* Begin DATA EXCERPTS *

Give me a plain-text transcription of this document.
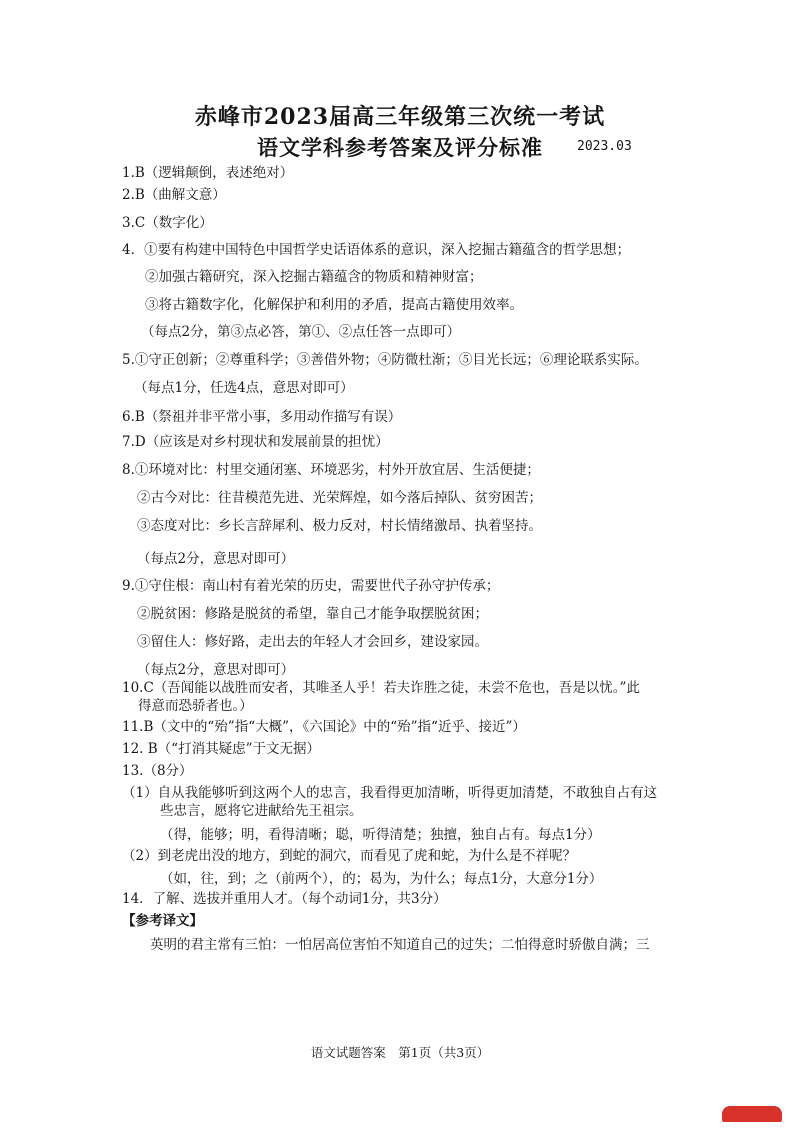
赤峰市2023届高三年级第三次统一考试
语文学科参考答案及评分标准	2023.03
1.B（逻辑颠倒，表述绝对）
2.B（曲解文意）
3.C（数字化）
4．①要有构建中国特色中国哲学史话语体系的意识，深入挖掘古籍蕴含的哲学思想；
②加强古籍研究，深入挖掘古籍蕴含的物质和精神财富；
③将古籍数字化，化解保护和利用的矛盾，提高古籍使用效率。
（每点2分，第③点必答，第①、②点任答一点即可）
5.①守正创新；②尊重科学；③善借外物；④防微杜渐；⑤目光长远；⑥理论联系实际。
（每点1分，任选4点，意思对即可）
6.B（祭祖并非平常小事，多用动作描写有误）
7.D（应该是对乡村现状和发展前景的担忧）
8.①环境对比：村里交通闭塞、环境恶劣，村外开放宜居、生活便捷；
②古今对比：往昔模范先进、光荣辉煌，如今落后掉队、贫穷困苦；
③态度对比：乡长言辞犀利、极力反对，村长情绪激昂、执着坚持。
（每点2分，意思对即可）
9.①守住根：南山村有着光荣的历史，需要世代子孙守护传承；
②脱贫困：修路是脱贫的希望，靠自己才能争取摆脱贫困；
③留住人：修好路，走出去的年轻人才会回乡，建设家园。
（每点2分，意思对即可）
10.C（吾闻能以战胜而安者，其唯圣人乎！若夫诈胜之徒，未尝不危也，吾是以忧。”此
得意而恐骄者也。）
11.B（文中的“殆”指“大概”，《六国论》中的“殆”指“近乎、接近”）
12. B（“打消其疑虑”于文无据）
13.（8分）
（1）自从我能够听到这两个人的忠言，我看得更加清晰，听得更加清楚，不敢独自占有这
些忠言，愿将它进献给先王祖宗。
（得，能够；明，看得清晰；聪，听得清楚；独擅，独自占有。每点1分）
（2）到老虎出没的地方，到蛇的洞穴，而看见了虎和蛇，为什么是不祥呢？
（如，往，到；之（前两个），的；曷为，为什么；每点1分，大意分1分）
14．了解、选拔并重用人才。（每个动词1分，共3分）
【参考译文】
英明的君主常有三怕：一怕居高位害怕不知道自己的过失；二怕得意时骄傲自满；三
语文试题答案　第1页（共3页）
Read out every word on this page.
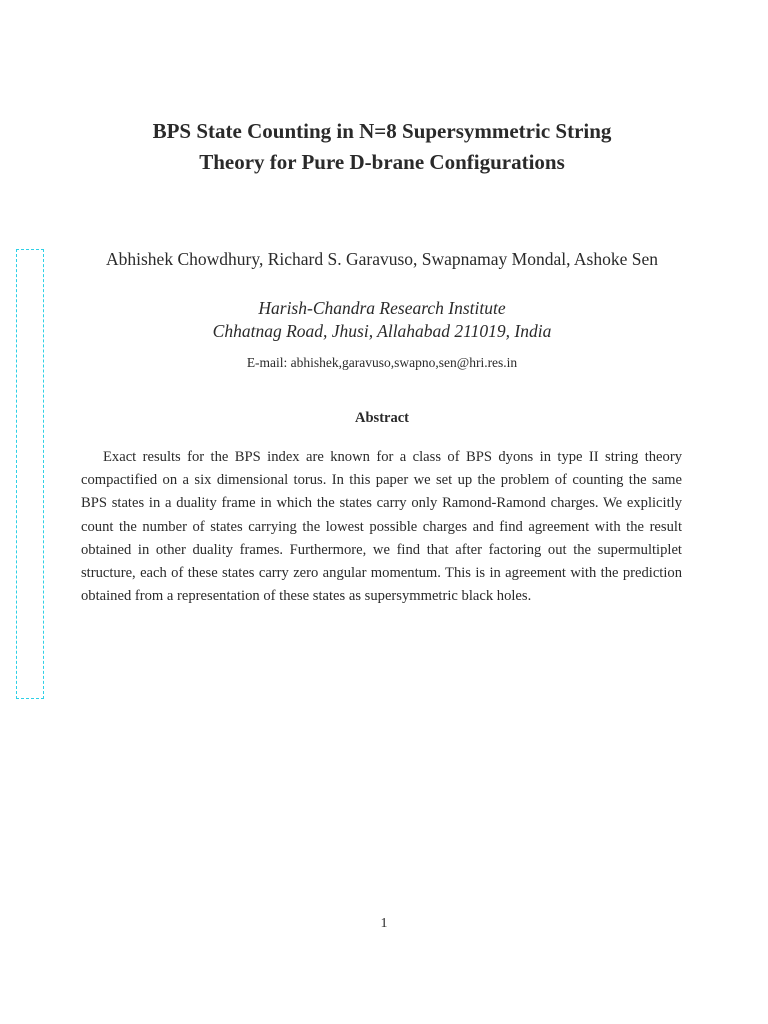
BPS State Counting in N=8 Supersymmetric String
Theory for Pure D-brane Configurations
Abhishek Chowdhury, Richard S. Garavuso, Swapnamay Mondal, Ashoke Sen
Harish-Chandra Research Institute
Chhatnag Road, Jhusi, Allahabad 211019, India
E-mail: abhishek,garavuso,swapno,sen@hri.res.in
Abstract

Exact results for the BPS index are known for a class of BPS dyons in type II string theory compactified on a six dimensional torus. In this paper we set up the problem of counting the same BPS states in a duality frame in which the states carry only Ramond-Ramond charges. We explicitly count the number of states carrying the lowest possible charges and find agreement with the result obtained in other duality frames. Furthermore, we find that after factoring out the supermultiplet structure, each of these states carry zero angular momentum. This is in agreement with the prediction obtained from a representation of these states as supersymmetric black holes.

1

* End DATA EXCERPTS *

> **PROBLEM REQUIREMENTS**
Copy everything in the records above except the pictures, exactly as written.

> **REPLY**
Give me a plain-text transcription of this document.
赤峰市2023届高三年级第三次统一考试
语文学科参考答案及评分标准	2023.03
1.B（逻辑颠倒，表述绝对）
2.B（曲解文意）
3.C（数字化）
4．①要有构建中国特色中国哲学史话语体系的意识，深入挖掘古籍蕴含的哲学思想；
②加强古籍研究，深入挖掘古籍蕴含的物质和精神财富；
③将古籍数字化，化解保护和利用的矛盾，提高古籍使用效率。
（每点2分，第③点必答，第①、②点任答一点即可）
5.①守正创新；②尊重科学；③善借外物；④防微杜渐；⑤目光长远；⑥理论联系实际。
（每点1分，任选4点，意思对即可）
6.B（祭祖并非平常小事，多用动作描写有误）
7.D（应该是对乡村现状和发展前景的担忧）
8.①环境对比：村里交通闭塞、环境恶劣，村外开放宜居、生活便捷；
②古今对比：往昔模范先进、光荣辉煌，如今落后掉队、贫穷困苦；
③态度对比：乡长言辞犀利、极力反对，村长情绪激昂、执着坚持。
（每点2分，意思对即可）
9.①守住根：南山村有着光荣的历史，需要世代子孙守护传承；
②脱贫困：修路是脱贫的希望，靠自己才能争取摆脱贫困；
③留住人：修好路，走出去的年轻人才会回乡，建设家园。
（每点2分，意思对即可）
10.C（吾闻能以战胜而安者，其唯圣人乎！若夫诈胜之徒，未尝不危也，吾是以忧。”此
得意而恐骄者也。）
11.B（文中的“殆”指“大概”，《六国论》中的“殆”指“近乎、接近”）
12. B（“打消其疑虑”于文无据）
13.（8分）
（1）自从我能够听到这两个人的忠言，我看得更加清晰，听得更加清楚，不敢独自占有这
些忠言，愿将它进献给先王祖宗。
（得，能够；明，看得清晰；聪，听得清楚；独擅，独自占有。每点1分）
（2）到老虎出没的地方，到蛇的洞穴，而看见了虎和蛇，为什么是不祥呢？
（如，往，到；之（前两个），的；曷为，为什么；每点1分，大意分1分）
14．了解、选拔并重用人才。（每个动词1分，共3分）
【参考译文】
英明的君主常有三怕：一怕居高位害怕不知道自己的过失；二怕得意时骄傲自满；三
语文试题答案　第1页（共3页）
Read out every word on this page.
BPS State Counting in N=8 Supersymmetric String
Theory for Pure D-brane Configurations
Abhishek Chowdhury, Richard S. Garavuso, Swapnamay Mondal, Ashoke Sen
Harish-Chandra Research Institute
Chhatnag Road, Jhusi, Allahabad 211019, India
E-mail: abhishek,garavuso,swapno,sen@hri.res.in
Abstract

Exact results for the BPS index are known for a class of BPS dyons in type II string theory compactified on a six dimensional torus. In this paper we set up the problem of counting the same BPS states in a duality frame in which the states carry only Ramond-Ramond charges. We explicitly count the number of states carrying the lowest possible charges and find agreement with the result obtained in other duality frames. Furthermore, we find that after factoring out the supermultiplet structure, each of these states carry zero angular momentum. This is in agreement with the prediction obtained from a representation of these states as supersymmetric black holes.

1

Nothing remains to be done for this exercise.